[Dataset items]
----
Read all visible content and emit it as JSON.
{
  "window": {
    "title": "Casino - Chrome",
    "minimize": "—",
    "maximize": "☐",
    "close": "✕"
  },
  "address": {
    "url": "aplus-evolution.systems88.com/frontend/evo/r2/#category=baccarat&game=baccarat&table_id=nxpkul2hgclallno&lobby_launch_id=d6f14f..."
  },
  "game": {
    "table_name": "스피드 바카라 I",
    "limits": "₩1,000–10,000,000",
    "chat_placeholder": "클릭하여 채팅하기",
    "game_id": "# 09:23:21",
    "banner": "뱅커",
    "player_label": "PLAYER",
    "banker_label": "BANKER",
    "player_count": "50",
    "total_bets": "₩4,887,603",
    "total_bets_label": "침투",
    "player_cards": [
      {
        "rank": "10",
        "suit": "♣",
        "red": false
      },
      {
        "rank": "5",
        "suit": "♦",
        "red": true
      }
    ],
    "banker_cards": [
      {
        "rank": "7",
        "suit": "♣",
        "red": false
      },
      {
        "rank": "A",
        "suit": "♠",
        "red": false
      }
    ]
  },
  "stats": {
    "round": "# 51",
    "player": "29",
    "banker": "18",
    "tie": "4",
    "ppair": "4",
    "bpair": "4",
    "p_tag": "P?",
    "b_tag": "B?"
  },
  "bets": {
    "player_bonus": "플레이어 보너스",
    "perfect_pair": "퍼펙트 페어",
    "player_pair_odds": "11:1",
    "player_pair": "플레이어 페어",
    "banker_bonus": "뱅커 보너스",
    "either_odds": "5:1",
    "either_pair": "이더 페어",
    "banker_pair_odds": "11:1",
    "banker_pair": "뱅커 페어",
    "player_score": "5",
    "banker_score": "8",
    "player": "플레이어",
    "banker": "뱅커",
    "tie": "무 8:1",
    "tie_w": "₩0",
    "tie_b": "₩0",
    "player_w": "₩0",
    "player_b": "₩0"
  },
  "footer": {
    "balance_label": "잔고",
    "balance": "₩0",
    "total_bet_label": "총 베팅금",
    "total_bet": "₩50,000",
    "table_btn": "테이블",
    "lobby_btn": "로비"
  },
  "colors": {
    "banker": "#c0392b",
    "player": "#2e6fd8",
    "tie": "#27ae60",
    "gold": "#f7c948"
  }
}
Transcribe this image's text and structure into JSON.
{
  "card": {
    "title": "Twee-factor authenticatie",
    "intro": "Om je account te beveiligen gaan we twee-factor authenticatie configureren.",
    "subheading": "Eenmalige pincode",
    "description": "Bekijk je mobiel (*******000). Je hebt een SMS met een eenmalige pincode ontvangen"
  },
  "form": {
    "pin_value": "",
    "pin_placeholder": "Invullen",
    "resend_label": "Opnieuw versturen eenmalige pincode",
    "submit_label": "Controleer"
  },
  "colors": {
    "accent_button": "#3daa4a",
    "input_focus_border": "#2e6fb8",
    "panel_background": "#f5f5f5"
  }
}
----
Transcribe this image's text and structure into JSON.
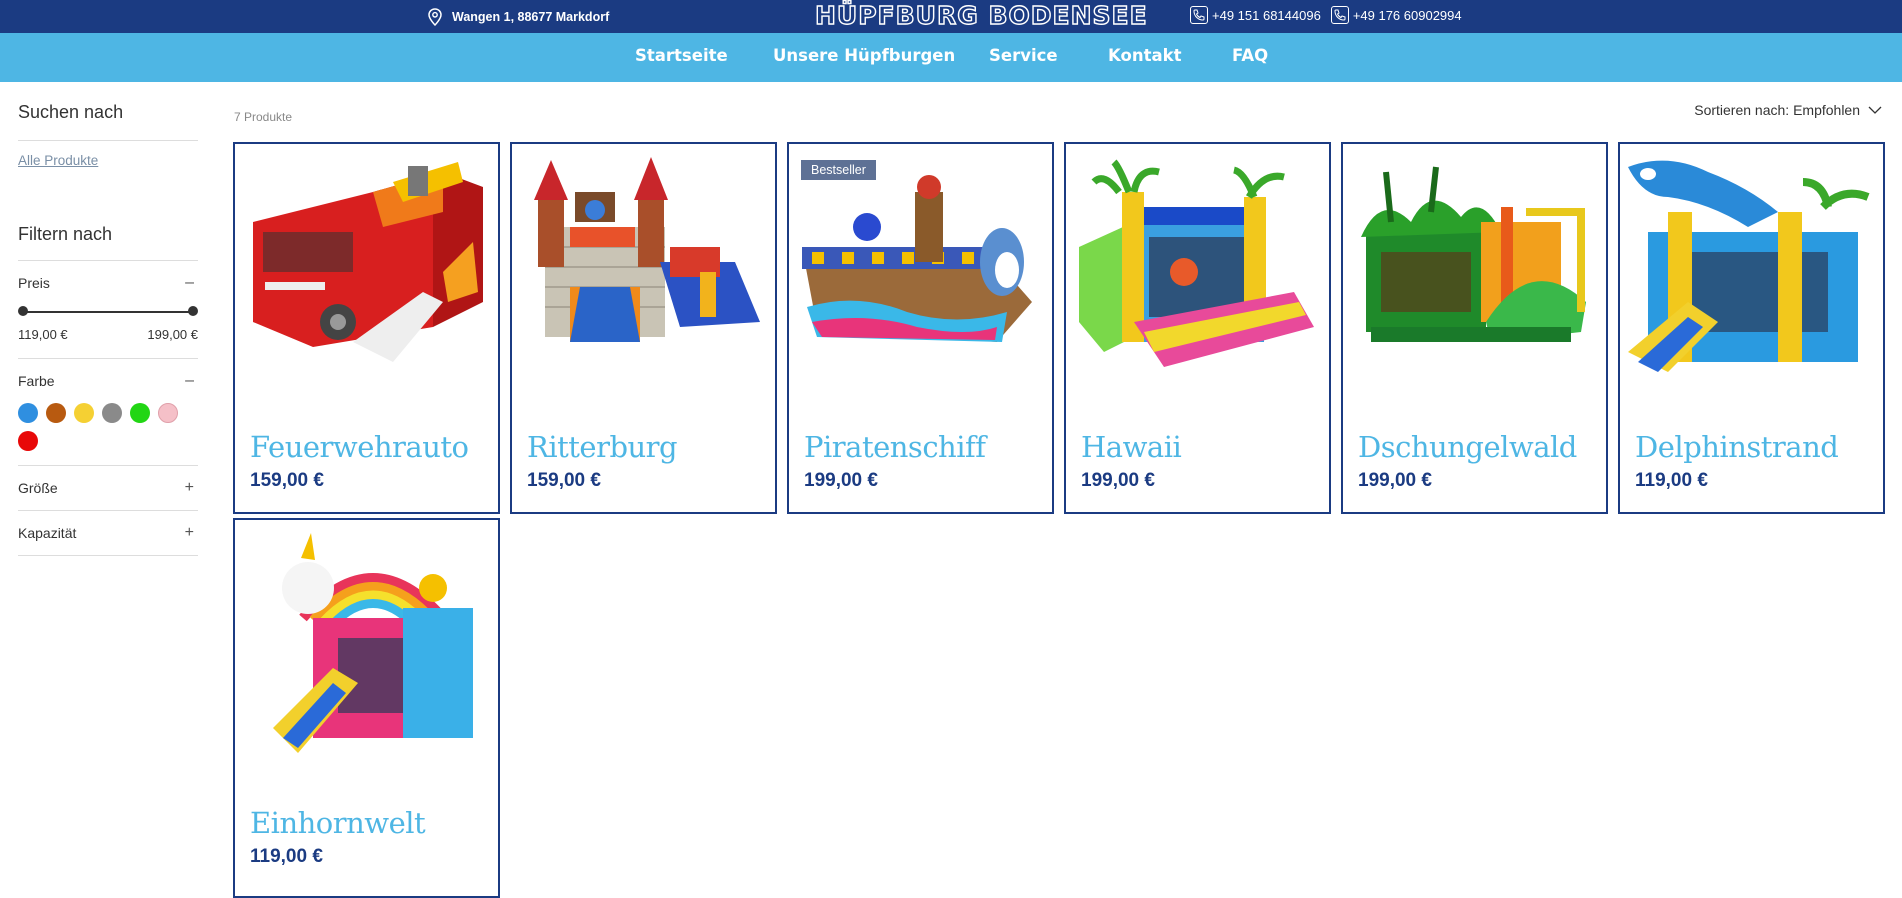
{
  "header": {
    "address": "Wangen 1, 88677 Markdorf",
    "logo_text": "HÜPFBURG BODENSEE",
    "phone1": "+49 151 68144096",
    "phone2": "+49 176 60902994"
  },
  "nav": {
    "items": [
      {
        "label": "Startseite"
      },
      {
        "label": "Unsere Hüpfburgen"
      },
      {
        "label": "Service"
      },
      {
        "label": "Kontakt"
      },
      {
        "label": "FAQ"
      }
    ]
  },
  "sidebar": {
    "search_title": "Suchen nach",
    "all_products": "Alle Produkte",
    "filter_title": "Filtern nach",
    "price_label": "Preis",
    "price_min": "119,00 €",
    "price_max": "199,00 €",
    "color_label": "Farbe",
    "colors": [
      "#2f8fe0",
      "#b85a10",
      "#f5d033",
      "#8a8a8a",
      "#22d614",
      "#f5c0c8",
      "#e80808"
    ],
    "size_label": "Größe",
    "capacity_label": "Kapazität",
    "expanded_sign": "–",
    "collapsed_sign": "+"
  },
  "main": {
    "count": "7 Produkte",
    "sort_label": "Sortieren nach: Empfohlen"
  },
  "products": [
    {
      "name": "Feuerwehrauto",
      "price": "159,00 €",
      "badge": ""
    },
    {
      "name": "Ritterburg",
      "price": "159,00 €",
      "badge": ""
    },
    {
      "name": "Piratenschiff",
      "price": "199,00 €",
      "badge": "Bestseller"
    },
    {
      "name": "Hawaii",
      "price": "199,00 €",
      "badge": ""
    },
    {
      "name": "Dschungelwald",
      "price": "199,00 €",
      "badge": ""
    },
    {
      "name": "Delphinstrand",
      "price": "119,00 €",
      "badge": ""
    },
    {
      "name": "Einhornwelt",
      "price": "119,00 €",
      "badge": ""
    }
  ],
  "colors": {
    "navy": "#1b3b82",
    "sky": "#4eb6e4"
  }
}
----
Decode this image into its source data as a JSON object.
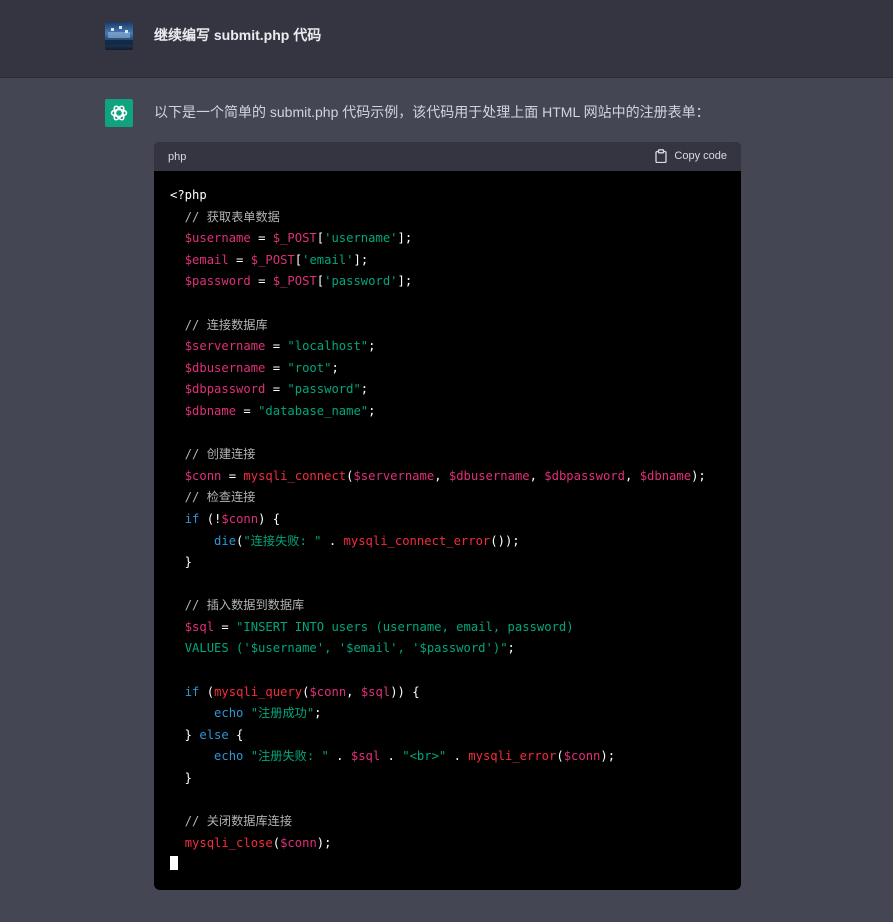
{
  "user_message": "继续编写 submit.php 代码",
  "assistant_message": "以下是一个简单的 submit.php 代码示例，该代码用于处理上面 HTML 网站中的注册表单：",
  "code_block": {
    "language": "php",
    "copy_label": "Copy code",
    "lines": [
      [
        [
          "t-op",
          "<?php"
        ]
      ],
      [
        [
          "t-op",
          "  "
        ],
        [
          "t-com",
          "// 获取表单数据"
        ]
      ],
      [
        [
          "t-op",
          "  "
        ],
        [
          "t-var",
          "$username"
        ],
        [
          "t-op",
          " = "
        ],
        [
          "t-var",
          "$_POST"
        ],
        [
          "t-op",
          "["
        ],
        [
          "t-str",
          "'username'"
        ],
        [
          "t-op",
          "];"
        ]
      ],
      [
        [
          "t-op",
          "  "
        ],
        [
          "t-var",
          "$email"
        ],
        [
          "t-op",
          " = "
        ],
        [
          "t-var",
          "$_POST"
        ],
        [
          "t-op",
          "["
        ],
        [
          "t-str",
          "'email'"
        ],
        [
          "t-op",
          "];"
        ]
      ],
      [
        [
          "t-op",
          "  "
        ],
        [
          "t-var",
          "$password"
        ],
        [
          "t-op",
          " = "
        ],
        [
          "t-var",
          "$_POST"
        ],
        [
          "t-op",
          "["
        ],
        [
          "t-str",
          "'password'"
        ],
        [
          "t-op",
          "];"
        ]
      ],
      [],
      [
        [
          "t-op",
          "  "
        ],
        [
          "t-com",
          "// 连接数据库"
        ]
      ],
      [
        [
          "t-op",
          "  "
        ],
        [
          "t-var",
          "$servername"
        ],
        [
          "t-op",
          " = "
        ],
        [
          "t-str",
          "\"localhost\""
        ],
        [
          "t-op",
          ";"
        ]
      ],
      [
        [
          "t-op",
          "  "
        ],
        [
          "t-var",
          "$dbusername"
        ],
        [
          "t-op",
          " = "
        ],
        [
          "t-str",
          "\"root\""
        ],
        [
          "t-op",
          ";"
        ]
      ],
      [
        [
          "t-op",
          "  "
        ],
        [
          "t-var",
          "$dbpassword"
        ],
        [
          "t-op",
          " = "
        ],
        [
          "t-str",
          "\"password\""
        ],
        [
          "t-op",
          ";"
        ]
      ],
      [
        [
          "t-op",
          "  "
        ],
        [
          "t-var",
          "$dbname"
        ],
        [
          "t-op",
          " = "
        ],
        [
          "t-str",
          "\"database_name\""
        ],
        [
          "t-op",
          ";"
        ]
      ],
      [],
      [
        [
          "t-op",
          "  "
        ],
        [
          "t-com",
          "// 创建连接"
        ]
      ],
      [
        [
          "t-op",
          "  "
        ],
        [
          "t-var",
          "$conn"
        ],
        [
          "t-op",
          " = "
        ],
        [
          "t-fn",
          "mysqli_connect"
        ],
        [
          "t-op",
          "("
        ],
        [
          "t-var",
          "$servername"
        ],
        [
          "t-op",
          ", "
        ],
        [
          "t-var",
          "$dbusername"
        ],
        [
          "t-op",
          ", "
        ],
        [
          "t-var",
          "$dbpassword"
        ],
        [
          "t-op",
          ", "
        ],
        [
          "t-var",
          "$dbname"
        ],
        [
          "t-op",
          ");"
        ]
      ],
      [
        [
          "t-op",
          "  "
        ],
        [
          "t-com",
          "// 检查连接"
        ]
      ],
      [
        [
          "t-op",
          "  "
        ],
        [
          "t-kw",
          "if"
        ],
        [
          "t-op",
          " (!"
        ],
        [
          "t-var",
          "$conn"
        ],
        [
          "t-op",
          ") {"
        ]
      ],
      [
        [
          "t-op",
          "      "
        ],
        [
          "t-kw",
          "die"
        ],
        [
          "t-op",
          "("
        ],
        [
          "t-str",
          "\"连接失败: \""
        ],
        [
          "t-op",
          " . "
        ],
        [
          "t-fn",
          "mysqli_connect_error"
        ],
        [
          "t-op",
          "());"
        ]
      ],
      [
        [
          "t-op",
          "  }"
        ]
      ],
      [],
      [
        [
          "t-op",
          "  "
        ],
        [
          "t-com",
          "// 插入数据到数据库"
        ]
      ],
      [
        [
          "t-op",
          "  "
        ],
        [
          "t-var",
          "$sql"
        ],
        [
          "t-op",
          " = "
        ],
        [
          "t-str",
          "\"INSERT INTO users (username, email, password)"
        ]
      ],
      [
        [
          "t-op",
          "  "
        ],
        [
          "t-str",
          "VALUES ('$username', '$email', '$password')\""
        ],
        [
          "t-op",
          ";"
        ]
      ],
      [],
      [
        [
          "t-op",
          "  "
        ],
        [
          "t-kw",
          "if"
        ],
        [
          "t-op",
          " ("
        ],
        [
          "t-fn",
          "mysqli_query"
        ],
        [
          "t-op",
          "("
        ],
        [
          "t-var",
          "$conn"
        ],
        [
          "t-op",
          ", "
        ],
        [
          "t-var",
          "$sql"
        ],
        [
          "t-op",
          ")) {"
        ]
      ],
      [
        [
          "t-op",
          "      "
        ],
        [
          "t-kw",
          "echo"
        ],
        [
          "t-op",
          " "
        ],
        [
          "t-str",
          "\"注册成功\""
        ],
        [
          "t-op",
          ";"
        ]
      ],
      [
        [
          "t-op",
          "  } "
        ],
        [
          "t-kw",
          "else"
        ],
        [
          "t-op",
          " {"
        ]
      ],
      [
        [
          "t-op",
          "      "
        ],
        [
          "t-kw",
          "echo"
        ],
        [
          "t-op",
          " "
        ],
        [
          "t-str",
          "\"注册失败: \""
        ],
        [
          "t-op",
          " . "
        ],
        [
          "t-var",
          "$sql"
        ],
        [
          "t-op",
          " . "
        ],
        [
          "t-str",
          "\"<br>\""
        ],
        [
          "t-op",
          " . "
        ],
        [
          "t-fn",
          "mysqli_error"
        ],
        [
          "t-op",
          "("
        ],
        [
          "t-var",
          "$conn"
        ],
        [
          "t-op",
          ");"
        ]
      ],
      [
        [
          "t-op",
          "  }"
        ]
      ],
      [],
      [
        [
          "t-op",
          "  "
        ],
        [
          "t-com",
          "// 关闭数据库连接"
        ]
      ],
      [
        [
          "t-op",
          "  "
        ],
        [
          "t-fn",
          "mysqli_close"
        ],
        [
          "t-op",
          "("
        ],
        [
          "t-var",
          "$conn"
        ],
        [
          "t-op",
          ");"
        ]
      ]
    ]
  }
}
----
▶ [Aim of the task] Using the listing above, pick out each line that contains the word "authenticatie", then copy it.

▶ [Exercise output]
    "title": "Twee-factor authenticatie",
    "intro": "Om je account te beveiligen gaan we twee-factor authenticatie configureren.",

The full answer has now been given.